* Excerpted records *
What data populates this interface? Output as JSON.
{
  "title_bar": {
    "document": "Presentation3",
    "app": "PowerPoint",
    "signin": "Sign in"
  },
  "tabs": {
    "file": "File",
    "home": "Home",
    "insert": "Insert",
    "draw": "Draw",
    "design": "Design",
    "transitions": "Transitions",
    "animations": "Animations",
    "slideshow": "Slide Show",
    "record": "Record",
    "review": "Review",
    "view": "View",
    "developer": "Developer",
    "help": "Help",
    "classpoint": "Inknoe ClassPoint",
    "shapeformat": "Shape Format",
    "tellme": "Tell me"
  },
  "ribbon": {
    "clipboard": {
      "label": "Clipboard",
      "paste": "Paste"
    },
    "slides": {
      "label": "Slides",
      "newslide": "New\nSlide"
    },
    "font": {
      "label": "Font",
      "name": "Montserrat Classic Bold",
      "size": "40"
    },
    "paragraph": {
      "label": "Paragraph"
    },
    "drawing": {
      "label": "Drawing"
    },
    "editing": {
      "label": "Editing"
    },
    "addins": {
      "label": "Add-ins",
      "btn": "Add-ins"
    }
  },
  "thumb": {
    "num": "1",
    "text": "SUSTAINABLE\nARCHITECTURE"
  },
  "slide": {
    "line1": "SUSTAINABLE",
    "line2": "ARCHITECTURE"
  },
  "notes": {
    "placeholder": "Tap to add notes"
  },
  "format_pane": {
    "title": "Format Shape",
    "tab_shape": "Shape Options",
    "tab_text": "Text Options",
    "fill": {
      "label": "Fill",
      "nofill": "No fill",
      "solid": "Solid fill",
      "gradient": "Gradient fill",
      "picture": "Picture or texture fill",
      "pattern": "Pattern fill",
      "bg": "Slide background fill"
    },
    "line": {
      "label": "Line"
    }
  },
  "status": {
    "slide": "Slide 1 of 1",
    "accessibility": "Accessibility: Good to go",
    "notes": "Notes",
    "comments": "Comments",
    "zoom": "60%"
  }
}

* What to produce *
Report each line of the material above where the word "SUSTAINABLE" appears.

* Solution to the exercise *
    "text": "SUSTAINABLE\nARCHITECTURE"
    "line1": "SUSTAINABLE",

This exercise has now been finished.